■ Data shown:
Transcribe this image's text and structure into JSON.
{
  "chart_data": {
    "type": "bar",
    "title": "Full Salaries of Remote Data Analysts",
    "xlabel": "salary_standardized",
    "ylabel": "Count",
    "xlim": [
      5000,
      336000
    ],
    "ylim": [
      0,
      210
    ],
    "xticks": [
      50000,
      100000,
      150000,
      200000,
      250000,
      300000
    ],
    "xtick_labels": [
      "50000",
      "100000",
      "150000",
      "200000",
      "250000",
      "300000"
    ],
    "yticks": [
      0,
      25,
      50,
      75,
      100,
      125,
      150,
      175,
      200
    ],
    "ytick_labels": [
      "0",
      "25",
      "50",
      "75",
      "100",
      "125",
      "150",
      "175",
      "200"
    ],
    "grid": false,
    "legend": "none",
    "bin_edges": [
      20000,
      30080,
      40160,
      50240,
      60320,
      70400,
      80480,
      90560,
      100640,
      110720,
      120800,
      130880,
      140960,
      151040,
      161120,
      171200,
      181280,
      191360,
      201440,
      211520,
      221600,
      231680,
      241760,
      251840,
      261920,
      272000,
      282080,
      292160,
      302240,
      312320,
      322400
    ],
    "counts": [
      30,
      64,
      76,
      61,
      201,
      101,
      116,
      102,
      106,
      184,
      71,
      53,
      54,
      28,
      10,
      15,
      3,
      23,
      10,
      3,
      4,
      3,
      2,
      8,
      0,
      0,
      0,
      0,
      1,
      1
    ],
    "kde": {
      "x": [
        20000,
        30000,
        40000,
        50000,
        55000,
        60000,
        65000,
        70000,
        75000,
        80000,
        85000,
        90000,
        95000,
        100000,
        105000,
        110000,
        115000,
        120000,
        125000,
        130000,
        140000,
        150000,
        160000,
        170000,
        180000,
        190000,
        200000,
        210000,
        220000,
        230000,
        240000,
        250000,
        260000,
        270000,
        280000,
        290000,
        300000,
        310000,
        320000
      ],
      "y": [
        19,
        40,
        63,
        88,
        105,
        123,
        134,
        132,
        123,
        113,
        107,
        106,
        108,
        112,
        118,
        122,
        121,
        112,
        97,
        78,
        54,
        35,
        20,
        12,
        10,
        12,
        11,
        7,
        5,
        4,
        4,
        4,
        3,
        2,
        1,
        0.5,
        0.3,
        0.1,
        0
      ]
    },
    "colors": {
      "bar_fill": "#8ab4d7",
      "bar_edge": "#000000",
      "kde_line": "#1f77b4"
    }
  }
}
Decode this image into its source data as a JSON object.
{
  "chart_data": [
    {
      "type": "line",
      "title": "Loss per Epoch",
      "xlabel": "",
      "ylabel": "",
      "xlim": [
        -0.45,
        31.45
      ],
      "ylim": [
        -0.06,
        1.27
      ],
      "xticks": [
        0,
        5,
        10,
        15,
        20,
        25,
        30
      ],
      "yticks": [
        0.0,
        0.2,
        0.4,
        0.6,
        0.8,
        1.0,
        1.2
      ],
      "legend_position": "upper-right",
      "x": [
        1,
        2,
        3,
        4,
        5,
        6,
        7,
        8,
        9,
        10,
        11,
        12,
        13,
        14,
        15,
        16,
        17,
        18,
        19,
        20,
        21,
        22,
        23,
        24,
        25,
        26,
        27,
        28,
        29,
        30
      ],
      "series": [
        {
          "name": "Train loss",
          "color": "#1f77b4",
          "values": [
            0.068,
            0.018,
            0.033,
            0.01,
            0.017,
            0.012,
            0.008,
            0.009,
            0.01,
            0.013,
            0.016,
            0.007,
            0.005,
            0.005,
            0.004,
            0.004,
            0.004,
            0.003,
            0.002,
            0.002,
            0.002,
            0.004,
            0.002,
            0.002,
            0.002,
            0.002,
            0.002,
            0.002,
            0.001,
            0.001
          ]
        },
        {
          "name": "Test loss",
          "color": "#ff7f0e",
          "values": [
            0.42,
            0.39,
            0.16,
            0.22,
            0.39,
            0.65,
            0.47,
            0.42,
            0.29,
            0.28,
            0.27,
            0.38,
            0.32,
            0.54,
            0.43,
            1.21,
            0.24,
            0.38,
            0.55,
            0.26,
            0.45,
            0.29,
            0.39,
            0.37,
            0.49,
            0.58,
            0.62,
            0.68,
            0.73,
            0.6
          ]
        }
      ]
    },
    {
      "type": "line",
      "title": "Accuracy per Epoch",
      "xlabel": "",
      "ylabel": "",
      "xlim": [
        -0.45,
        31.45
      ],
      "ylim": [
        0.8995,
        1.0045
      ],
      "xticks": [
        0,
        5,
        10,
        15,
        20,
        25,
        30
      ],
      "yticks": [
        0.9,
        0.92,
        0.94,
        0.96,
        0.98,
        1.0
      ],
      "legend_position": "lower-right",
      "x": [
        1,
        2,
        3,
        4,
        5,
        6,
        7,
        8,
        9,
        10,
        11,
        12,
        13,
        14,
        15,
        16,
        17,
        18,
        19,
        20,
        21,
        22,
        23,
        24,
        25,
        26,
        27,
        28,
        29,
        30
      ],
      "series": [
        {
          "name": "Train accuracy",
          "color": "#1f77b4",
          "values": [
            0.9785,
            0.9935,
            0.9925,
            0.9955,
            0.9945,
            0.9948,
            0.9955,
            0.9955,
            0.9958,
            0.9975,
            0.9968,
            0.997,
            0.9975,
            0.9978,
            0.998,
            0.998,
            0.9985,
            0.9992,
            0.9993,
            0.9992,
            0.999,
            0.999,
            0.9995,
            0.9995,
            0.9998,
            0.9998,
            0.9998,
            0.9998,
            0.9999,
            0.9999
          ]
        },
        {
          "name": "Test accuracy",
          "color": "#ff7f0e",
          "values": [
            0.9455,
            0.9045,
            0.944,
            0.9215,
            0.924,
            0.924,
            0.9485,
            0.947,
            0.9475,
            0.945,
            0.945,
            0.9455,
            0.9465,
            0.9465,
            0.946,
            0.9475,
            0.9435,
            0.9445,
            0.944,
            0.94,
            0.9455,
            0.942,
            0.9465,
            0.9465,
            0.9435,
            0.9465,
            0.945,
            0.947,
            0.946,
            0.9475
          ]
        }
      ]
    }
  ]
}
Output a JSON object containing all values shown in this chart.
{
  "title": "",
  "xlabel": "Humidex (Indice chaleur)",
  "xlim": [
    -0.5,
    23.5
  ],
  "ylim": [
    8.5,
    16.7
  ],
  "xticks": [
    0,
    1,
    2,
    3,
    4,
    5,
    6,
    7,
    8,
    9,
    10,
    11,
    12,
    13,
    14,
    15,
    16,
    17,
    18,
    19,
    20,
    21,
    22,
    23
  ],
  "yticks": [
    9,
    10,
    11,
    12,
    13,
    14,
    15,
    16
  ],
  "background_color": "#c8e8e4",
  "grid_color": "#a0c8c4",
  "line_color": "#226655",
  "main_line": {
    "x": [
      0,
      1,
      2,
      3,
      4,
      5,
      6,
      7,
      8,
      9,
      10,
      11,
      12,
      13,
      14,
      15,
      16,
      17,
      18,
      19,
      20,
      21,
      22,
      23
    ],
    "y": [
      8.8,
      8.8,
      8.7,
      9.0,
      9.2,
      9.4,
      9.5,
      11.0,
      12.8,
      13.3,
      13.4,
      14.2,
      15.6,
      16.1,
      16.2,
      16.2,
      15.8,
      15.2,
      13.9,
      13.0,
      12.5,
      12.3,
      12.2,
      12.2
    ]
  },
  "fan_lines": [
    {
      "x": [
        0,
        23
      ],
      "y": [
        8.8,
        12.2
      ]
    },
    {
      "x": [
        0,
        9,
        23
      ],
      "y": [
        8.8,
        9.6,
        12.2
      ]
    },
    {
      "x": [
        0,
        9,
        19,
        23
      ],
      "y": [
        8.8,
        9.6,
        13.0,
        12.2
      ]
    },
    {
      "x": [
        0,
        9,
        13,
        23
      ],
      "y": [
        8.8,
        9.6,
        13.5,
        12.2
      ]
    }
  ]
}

■ Task directions: Extract all lines containing the word "right".

■ Result of the task:
      "legend_position": "upper-right",
      "legend_position": "lower-right",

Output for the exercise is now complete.